╭─ Supplied data
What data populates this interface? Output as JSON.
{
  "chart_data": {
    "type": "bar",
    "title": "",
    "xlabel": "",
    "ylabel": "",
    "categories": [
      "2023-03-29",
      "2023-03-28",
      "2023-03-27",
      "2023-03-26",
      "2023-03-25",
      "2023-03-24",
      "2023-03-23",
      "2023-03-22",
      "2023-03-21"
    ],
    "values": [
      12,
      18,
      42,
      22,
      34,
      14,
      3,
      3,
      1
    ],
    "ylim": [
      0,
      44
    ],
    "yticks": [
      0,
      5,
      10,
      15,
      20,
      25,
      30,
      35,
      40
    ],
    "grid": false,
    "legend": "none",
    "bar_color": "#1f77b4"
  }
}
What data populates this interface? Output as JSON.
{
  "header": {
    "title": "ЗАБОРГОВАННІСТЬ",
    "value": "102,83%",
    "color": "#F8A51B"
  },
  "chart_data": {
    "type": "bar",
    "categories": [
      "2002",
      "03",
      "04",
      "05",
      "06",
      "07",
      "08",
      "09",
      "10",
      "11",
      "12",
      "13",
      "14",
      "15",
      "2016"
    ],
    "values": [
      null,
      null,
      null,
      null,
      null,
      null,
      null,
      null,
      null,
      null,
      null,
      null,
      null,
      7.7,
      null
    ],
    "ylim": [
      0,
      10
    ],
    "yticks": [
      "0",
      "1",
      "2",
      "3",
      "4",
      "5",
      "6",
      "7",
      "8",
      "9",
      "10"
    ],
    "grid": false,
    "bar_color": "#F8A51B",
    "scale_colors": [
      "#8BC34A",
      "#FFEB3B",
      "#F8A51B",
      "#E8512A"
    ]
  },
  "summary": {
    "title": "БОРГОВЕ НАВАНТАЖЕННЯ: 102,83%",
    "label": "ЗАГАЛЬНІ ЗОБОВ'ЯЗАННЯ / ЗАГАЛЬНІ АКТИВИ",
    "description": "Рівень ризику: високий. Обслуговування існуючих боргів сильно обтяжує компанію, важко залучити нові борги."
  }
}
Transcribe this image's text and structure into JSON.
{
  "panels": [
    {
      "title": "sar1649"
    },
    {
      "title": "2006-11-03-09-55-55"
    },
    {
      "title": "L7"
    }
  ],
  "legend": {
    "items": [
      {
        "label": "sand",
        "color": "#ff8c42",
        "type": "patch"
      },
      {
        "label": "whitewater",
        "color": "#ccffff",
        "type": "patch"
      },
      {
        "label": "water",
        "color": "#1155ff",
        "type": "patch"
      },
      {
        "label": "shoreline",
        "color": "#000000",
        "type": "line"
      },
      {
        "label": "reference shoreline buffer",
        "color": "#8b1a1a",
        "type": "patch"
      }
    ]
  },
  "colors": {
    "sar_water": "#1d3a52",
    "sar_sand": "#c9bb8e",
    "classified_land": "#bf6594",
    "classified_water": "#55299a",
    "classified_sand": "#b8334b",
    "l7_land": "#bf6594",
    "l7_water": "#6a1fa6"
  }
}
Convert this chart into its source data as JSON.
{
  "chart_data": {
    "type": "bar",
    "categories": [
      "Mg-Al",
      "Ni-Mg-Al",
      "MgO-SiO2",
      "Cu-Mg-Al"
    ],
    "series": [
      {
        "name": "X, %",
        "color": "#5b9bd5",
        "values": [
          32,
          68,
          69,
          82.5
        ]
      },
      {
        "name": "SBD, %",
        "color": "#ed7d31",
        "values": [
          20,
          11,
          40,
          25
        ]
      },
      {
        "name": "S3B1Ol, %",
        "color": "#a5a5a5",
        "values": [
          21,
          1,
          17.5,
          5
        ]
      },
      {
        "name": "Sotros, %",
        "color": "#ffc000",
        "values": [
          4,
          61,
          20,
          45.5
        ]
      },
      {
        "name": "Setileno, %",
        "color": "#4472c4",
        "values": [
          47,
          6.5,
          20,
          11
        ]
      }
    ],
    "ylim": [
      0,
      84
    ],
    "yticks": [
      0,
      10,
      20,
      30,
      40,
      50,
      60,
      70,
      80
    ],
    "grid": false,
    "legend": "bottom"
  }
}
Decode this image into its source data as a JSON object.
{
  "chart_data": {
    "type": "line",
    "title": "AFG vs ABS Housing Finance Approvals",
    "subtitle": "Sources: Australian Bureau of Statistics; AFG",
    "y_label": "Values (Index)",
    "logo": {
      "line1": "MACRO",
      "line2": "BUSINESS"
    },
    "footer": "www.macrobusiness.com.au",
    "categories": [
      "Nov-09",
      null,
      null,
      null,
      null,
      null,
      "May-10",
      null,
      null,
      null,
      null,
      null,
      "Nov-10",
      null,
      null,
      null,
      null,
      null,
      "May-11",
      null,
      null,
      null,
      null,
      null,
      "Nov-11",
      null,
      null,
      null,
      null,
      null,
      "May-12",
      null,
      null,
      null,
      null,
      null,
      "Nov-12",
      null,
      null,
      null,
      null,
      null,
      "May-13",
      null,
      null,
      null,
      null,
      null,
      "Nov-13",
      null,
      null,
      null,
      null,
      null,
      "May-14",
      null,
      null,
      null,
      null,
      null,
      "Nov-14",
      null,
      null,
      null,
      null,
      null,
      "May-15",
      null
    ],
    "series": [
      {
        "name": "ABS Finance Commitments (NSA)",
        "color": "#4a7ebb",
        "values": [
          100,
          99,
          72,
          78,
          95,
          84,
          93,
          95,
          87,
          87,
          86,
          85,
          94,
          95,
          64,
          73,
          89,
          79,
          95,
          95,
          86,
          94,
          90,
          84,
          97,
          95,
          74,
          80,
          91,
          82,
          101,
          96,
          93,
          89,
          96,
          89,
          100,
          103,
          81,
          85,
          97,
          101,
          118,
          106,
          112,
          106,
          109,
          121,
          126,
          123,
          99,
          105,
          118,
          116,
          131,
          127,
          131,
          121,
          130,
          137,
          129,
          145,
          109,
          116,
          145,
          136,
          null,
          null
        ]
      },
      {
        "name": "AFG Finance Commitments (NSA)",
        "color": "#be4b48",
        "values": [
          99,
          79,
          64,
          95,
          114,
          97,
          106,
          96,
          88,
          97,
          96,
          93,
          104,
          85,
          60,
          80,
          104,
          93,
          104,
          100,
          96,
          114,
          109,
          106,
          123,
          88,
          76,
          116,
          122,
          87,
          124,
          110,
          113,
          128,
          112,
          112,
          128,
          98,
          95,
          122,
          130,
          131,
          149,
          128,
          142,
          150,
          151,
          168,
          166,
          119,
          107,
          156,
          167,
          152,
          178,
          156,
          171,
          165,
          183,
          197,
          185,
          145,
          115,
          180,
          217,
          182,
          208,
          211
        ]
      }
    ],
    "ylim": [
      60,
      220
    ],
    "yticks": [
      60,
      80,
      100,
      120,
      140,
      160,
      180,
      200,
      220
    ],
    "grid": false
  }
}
╰─
**Exercise description**
Copy every line of the material in which the word "shoreline" occurs.

**Answer to the task**
        "label": "shoreline",
        "label": "reference shoreline buffer",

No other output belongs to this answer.